## THE PROBLEM
Please state how many lines in the records contain the string "成功的秘诀就是每天都比别人多努力一点", with no words besides the number.

## DATA IN THIS EXERCISE
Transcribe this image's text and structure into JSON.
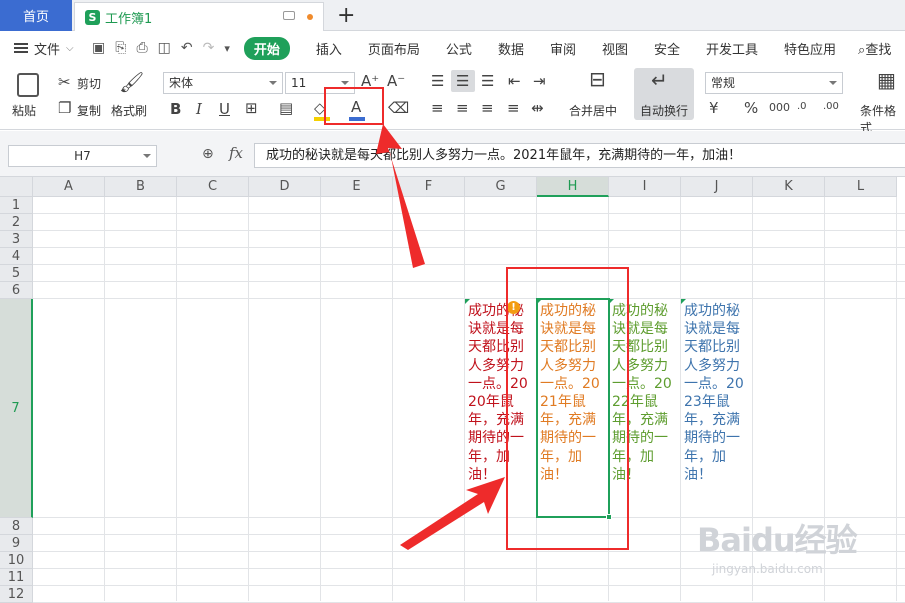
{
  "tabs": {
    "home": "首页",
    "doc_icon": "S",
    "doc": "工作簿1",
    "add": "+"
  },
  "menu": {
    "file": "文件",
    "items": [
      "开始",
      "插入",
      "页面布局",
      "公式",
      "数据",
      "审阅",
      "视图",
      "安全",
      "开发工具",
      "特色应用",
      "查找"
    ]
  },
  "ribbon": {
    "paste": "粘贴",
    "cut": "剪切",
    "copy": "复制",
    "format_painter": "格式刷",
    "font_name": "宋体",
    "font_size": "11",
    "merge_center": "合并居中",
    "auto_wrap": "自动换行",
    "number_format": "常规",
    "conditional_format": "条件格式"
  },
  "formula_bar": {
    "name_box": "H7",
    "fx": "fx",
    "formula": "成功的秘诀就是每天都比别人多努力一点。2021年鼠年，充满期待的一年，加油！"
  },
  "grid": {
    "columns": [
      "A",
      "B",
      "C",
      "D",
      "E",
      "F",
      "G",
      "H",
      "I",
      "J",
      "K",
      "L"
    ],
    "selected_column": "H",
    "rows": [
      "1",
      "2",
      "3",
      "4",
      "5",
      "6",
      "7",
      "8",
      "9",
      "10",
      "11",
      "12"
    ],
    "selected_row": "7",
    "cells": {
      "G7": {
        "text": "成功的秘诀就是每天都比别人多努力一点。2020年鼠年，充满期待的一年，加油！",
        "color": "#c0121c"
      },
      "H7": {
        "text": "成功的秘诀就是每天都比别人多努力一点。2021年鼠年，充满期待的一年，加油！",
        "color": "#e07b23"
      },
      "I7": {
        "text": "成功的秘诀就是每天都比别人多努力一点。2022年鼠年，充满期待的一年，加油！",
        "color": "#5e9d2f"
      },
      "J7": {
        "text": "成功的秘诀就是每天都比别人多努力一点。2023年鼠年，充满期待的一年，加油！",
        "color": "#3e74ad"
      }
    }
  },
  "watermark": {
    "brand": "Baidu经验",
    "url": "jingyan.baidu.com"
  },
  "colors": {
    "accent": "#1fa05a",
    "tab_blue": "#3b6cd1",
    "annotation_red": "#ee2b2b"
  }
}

## TASK RESPONSE
5